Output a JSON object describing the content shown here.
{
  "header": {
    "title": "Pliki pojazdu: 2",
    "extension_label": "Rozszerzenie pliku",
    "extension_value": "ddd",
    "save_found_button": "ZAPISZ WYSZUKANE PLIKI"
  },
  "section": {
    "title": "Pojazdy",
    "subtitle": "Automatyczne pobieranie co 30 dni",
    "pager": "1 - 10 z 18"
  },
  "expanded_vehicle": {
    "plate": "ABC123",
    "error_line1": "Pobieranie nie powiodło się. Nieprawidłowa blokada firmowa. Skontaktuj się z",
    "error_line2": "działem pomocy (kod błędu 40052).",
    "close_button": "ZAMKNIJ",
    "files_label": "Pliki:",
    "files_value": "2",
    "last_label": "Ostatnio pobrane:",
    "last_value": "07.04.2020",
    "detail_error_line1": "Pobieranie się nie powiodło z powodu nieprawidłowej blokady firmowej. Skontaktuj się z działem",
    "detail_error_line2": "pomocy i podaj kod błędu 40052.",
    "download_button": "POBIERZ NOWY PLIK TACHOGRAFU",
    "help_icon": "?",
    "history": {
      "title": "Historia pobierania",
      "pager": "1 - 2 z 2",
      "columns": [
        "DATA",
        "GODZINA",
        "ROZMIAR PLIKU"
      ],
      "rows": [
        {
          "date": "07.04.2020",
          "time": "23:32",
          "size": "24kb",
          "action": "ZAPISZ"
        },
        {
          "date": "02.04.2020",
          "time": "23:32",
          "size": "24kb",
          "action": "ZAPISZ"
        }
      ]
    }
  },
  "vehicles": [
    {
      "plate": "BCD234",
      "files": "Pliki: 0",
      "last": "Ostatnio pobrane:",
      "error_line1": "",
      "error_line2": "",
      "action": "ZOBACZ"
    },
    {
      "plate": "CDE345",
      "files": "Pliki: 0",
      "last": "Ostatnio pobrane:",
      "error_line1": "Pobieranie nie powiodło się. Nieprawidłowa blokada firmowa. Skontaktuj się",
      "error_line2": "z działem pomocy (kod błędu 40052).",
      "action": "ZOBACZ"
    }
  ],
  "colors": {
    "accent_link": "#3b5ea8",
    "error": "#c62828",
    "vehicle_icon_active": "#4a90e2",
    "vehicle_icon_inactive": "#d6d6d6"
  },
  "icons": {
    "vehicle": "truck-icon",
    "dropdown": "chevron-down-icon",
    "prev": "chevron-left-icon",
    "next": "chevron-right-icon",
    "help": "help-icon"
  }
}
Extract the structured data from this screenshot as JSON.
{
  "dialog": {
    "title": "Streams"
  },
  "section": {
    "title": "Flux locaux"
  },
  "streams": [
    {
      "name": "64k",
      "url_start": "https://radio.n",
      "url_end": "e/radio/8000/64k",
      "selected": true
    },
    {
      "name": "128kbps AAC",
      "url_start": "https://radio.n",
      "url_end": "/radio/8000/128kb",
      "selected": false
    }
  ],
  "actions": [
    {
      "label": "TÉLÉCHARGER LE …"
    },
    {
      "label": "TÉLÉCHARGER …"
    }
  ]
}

----------

__Requirement__
The records above should be repeated in full, exactly as given.

__Task output__
Output a JSON object describing the content shown here.
{
  "header": {
    "title": "Pliki pojazdu: 2",
    "extension_label": "Rozszerzenie pliku",
    "extension_value": "ddd",
    "save_found_button": "ZAPISZ WYSZUKANE PLIKI"
  },
  "section": {
    "title": "Pojazdy",
    "subtitle": "Automatyczne pobieranie co 30 dni",
    "pager": "1 - 10 z 18"
  },
  "expanded_vehicle": {
    "plate": "ABC123",
    "error_line1": "Pobieranie nie powiodło się. Nieprawidłowa blokada firmowa. Skontaktuj się z",
    "error_line2": "działem pomocy (kod błędu 40052).",
    "close_button": "ZAMKNIJ",
    "files_label": "Pliki:",
    "files_value": "2",
    "last_label": "Ostatnio pobrane:",
    "last_value": "07.04.2020",
    "detail_error_line1": "Pobieranie się nie powiodło z powodu nieprawidłowej blokady firmowej. Skontaktuj się z działem",
    "detail_error_line2": "pomocy i podaj kod błędu 40052.",
    "download_button": "POBIERZ NOWY PLIK TACHOGRAFU",
    "help_icon": "?",
    "history": {
      "title": "Historia pobierania",
      "pager": "1 - 2 z 2",
      "columns": [
        "DATA",
        "GODZINA",
        "ROZMIAR PLIKU"
      ],
      "rows": [
        {
          "date": "07.04.2020",
          "time": "23:32",
          "size": "24kb",
          "action": "ZAPISZ"
        },
        {
          "date": "02.04.2020",
          "time": "23:32",
          "size": "24kb",
          "action": "ZAPISZ"
        }
      ]
    }
  },
  "vehicles": [
    {
      "plate": "BCD234",
      "files": "Pliki: 0",
      "last": "Ostatnio pobrane:",
      "error_line1": "",
      "error_line2": "",
      "action": "ZOBACZ"
    },
    {
      "plate": "CDE345",
      "files": "Pliki: 0",
      "last": "Ostatnio pobrane:",
      "error_line1": "Pobieranie nie powiodło się. Nieprawidłowa blokada firmowa. Skontaktuj się",
      "error_line2": "z działem pomocy (kod błędu 40052).",
      "action": "ZOBACZ"
    }
  ],
  "colors": {
    "accent_link": "#3b5ea8",
    "error": "#c62828",
    "vehicle_icon_active": "#4a90e2",
    "vehicle_icon_inactive": "#d6d6d6"
  },
  "icons": {
    "vehicle": "truck-icon",
    "dropdown": "chevron-down-icon",
    "prev": "chevron-left-icon",
    "next": "chevron-right-icon",
    "help": "help-icon"
  }
}
Extract the structured data from this screenshot as JSON.
{
  "dialog": {
    "title": "Streams"
  },
  "section": {
    "title": "Flux locaux"
  },
  "streams": [
    {
      "name": "64k",
      "url_start": "https://radio.n",
      "url_end": "e/radio/8000/64k",
      "selected": true
    },
    {
      "name": "128kbps AAC",
      "url_start": "https://radio.n",
      "url_end": "/radio/8000/128kb",
      "selected": false
    }
  ],
  "actions": [
    {
      "label": "TÉLÉCHARGER LE …"
    },
    {
      "label": "TÉLÉCHARGER …"
    }
  ]
}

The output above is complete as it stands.